-- Your task --
Within the data that follows, how many lines carry the string "side"? Give the number alone.

*****

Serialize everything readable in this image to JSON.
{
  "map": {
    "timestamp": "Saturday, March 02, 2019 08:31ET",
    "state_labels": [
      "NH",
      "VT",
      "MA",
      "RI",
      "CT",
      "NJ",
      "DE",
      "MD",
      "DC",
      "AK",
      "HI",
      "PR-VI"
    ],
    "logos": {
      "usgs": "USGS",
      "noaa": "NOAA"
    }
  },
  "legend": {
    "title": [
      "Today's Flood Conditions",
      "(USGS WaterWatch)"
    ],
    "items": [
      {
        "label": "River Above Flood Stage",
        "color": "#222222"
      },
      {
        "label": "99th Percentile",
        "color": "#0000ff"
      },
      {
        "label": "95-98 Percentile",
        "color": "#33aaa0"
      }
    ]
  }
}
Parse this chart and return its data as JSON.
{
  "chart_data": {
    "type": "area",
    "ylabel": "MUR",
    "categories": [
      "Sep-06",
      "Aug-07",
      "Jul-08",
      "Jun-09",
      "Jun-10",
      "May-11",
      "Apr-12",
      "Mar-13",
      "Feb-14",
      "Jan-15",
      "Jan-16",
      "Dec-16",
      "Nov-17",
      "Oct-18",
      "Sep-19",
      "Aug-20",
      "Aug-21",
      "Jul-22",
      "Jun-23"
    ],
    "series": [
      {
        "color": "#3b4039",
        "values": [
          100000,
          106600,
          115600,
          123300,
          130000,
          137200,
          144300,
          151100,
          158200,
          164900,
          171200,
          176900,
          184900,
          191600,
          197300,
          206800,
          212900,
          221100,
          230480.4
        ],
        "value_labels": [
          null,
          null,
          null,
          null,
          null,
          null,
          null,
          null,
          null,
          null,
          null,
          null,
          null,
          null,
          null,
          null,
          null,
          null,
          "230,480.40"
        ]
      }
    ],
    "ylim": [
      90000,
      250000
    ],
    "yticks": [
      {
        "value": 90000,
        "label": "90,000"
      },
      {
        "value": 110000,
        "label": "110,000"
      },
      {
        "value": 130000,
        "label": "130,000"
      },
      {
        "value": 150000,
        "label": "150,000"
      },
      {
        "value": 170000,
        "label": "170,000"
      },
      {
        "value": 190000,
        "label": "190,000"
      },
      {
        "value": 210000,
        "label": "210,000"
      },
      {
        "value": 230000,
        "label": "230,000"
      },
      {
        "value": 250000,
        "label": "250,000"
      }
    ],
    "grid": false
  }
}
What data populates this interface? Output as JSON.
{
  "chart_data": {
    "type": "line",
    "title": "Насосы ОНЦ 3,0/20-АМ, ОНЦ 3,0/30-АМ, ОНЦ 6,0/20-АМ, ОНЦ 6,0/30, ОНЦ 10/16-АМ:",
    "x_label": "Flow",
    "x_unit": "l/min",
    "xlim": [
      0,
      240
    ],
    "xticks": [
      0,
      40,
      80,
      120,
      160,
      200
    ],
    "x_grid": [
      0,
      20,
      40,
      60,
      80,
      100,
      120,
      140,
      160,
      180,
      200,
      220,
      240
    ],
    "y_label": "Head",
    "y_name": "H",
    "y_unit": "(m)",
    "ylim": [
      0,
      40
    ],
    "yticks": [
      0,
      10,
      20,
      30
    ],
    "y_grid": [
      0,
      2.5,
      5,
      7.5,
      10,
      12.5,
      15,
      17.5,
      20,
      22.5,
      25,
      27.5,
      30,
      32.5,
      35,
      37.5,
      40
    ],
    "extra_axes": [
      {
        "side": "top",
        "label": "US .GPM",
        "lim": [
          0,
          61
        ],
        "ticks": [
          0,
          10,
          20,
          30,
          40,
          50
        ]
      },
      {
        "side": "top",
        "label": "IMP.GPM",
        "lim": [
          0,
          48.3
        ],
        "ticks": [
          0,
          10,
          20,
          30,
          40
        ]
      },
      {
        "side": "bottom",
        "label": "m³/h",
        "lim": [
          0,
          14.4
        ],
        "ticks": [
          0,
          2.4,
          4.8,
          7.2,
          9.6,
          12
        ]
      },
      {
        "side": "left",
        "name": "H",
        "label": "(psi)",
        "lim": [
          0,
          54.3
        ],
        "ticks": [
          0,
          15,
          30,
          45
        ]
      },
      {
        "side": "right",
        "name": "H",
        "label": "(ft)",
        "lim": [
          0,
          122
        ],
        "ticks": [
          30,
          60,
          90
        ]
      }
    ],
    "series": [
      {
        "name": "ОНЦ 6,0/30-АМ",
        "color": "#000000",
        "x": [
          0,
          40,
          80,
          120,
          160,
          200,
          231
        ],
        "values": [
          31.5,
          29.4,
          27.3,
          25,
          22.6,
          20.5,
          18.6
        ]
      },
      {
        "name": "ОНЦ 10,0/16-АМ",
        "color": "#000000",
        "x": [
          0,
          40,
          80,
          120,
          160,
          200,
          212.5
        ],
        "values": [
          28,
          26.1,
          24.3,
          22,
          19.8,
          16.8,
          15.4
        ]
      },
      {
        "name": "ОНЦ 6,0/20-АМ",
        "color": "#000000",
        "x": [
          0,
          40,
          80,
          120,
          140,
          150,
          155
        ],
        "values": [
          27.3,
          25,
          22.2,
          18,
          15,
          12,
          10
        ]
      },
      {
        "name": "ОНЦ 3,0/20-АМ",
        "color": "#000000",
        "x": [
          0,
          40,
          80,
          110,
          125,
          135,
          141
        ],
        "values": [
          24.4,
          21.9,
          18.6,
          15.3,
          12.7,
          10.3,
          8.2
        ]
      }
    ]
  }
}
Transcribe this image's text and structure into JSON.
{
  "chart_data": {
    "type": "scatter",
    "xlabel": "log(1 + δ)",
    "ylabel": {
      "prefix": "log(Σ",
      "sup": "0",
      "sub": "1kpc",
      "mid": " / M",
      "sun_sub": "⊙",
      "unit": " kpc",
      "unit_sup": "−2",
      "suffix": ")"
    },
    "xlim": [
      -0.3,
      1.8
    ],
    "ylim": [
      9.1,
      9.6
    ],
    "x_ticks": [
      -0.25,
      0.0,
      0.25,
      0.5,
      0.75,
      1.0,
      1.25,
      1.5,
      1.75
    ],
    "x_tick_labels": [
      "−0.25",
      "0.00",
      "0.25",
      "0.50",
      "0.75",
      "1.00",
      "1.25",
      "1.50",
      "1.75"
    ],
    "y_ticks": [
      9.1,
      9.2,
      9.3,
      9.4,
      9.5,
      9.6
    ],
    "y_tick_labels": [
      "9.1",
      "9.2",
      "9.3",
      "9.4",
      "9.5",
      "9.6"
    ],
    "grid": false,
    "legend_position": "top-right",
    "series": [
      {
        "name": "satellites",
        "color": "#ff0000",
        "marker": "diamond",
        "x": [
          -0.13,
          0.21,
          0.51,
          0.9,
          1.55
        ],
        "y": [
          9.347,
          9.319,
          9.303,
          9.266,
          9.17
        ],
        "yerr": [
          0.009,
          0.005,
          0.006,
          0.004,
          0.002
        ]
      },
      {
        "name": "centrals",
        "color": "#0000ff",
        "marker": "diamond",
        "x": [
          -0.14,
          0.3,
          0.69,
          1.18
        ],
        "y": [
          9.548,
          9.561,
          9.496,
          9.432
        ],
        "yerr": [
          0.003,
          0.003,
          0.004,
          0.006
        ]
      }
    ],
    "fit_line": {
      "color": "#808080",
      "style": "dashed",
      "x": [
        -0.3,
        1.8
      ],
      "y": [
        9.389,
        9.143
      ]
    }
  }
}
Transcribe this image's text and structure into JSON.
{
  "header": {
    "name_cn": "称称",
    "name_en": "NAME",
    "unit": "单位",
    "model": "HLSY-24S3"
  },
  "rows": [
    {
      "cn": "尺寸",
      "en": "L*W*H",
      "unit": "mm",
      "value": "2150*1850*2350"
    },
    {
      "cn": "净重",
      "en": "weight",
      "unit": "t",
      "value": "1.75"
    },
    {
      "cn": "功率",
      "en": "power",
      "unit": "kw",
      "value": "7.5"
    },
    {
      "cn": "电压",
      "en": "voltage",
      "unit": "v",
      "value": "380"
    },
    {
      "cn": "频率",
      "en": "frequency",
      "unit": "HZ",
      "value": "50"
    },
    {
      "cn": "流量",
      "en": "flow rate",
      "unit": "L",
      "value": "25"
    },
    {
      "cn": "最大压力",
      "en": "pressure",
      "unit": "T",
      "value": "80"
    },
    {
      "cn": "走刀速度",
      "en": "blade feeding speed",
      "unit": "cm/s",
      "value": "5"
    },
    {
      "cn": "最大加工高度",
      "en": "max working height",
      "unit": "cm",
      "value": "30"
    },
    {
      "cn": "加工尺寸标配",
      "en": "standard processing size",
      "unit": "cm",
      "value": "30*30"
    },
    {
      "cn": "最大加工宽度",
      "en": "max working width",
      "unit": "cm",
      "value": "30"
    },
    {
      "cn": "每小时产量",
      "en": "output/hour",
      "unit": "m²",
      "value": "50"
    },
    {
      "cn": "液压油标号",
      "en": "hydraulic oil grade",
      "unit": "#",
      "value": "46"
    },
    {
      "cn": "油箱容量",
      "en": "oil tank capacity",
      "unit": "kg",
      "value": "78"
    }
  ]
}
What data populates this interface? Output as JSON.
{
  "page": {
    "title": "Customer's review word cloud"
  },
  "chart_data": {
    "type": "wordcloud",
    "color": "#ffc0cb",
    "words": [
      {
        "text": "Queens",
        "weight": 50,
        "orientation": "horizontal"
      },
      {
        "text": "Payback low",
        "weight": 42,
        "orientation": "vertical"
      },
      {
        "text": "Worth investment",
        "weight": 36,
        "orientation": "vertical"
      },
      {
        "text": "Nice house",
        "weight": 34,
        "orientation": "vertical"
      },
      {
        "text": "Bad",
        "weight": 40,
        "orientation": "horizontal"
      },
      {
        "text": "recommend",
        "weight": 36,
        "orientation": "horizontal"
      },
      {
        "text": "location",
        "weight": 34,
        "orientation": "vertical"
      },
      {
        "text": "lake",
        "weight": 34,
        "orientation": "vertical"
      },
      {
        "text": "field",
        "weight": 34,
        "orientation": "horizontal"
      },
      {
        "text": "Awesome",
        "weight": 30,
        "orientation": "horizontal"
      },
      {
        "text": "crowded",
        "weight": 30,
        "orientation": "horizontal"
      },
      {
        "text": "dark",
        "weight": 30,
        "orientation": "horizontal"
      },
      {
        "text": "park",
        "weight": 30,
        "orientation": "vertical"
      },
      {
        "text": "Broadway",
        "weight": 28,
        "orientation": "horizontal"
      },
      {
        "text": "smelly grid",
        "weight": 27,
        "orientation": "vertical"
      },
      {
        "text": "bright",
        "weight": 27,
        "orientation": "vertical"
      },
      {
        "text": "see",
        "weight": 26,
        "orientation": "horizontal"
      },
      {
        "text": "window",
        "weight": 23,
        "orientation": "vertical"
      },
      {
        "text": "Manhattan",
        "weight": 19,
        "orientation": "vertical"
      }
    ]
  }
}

*****

-- Response to this task --
5